Exercise details: Copy every line of the entries below word for word.

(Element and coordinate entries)
----

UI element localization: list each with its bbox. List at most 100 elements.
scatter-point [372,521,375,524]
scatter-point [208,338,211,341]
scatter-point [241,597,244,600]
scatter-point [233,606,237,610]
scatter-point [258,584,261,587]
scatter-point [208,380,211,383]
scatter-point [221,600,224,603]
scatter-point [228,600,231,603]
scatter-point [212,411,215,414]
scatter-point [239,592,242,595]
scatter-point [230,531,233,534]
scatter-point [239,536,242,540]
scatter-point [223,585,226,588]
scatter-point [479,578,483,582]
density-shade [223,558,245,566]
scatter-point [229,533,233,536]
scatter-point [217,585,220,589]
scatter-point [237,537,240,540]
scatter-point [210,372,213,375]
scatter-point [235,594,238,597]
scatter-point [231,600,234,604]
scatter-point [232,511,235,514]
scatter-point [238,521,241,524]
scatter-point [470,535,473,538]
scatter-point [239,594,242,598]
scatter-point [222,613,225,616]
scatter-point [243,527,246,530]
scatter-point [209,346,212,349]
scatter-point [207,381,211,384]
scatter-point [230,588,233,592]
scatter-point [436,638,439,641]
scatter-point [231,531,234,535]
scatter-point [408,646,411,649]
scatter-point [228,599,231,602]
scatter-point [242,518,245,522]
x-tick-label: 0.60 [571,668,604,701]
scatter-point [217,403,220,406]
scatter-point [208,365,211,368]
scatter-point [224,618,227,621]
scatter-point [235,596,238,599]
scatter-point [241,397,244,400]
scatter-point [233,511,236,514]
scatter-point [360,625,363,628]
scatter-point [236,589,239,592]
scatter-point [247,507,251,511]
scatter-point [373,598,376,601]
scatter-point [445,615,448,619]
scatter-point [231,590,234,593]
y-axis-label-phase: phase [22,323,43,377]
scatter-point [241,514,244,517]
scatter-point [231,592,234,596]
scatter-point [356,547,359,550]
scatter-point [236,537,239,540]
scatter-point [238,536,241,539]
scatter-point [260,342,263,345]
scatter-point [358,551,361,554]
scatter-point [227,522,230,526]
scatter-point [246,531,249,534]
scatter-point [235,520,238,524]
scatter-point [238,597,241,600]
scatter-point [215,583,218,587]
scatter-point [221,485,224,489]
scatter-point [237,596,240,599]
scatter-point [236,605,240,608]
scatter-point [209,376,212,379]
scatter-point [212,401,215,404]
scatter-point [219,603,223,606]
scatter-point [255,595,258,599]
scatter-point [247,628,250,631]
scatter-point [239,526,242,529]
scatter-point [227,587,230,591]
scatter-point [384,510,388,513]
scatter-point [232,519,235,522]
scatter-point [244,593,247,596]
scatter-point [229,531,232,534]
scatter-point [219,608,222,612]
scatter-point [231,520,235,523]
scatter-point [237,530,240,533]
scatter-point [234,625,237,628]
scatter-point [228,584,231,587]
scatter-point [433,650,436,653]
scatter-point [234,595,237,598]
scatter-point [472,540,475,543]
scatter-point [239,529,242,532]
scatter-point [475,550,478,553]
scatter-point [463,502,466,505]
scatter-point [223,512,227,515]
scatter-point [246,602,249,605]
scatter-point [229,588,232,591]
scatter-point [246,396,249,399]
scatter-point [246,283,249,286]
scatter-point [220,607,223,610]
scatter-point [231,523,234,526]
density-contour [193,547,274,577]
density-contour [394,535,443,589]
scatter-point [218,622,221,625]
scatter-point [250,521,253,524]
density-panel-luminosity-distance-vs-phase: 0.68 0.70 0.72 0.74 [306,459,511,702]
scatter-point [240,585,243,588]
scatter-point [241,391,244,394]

----

Output of the exercise:
UI element localization: list each with its bbox. List at most 100 elements.
scatter-point [372,521,375,524]
scatter-point [208,338,211,341]
scatter-point [241,597,244,600]
scatter-point [233,606,237,610]
scatter-point [258,584,261,587]
scatter-point [208,380,211,383]
scatter-point [221,600,224,603]
scatter-point [228,600,231,603]
scatter-point [212,411,215,414]
scatter-point [239,592,242,595]
scatter-point [230,531,233,534]
scatter-point [239,536,242,540]
scatter-point [223,585,226,588]
scatter-point [479,578,483,582]
density-shade [223,558,245,566]
scatter-point [229,533,233,536]
scatter-point [217,585,220,589]
scatter-point [237,537,240,540]
scatter-point [210,372,213,375]
scatter-point [235,594,238,597]
scatter-point [231,600,234,604]
scatter-point [232,511,235,514]
scatter-point [238,521,241,524]
scatter-point [470,535,473,538]
scatter-point [239,594,242,598]
scatter-point [222,613,225,616]
scatter-point [243,527,246,530]
scatter-point [209,346,212,349]
scatter-point [207,381,211,384]
scatter-point [230,588,233,592]
scatter-point [436,638,439,641]
scatter-point [231,531,234,535]
scatter-point [408,646,411,649]
scatter-point [228,599,231,602]
scatter-point [242,518,245,522]
x-tick-label: 0.60 [571,668,604,701]
scatter-point [217,403,220,406]
scatter-point [208,365,211,368]
scatter-point [224,618,227,621]
scatter-point [235,596,238,599]
scatter-point [241,397,244,400]
scatter-point [233,511,236,514]
scatter-point [360,625,363,628]
scatter-point [236,589,239,592]
scatter-point [247,507,251,511]
scatter-point [373,598,376,601]
scatter-point [445,615,448,619]
scatter-point [231,590,234,593]
y-axis-label-phase: phase [22,323,43,377]
scatter-point [241,514,244,517]
scatter-point [231,592,234,596]
scatter-point [356,547,359,550]
scatter-point [236,537,239,540]
scatter-point [238,536,241,539]
scatter-point [260,342,263,345]
scatter-point [358,551,361,554]
scatter-point [227,522,230,526]
scatter-point [246,531,249,534]
scatter-point [235,520,238,524]
scatter-point [238,597,241,600]
scatter-point [215,583,218,587]
scatter-point [221,485,224,489]
scatter-point [237,596,240,599]
scatter-point [236,605,240,608]
scatter-point [209,376,212,379]
scatter-point [212,401,215,404]
scatter-point [219,603,223,606]
scatter-point [255,595,258,599]
scatter-point [247,628,250,631]
scatter-point [239,526,242,529]
scatter-point [227,587,230,591]
scatter-point [384,510,388,513]
scatter-point [232,519,235,522]
scatter-point [244,593,247,596]
scatter-point [229,531,232,534]
scatter-point [219,608,222,612]
scatter-point [231,520,235,523]
scatter-point [237,530,240,533]
scatter-point [234,625,237,628]
scatter-point [228,584,231,587]
scatter-point [433,650,436,653]
scatter-point [234,595,237,598]
scatter-point [472,540,475,543]
scatter-point [239,529,242,532]
scatter-point [475,550,478,553]
scatter-point [463,502,466,505]
scatter-point [223,512,227,515]
scatter-point [246,602,249,605]
scatter-point [229,588,232,591]
scatter-point [246,396,249,399]
scatter-point [246,283,249,286]
scatter-point [220,607,223,610]
scatter-point [231,523,234,526]
density-contour [193,547,274,577]
density-contour [394,535,443,589]
scatter-point [218,622,221,625]
scatter-point [250,521,253,524]
density-panel-luminosity-distance-vs-phase: 0.68 0.70 0.72 0.74 [306,459,511,702]
scatter-point [240,585,243,588]
scatter-point [241,391,244,394]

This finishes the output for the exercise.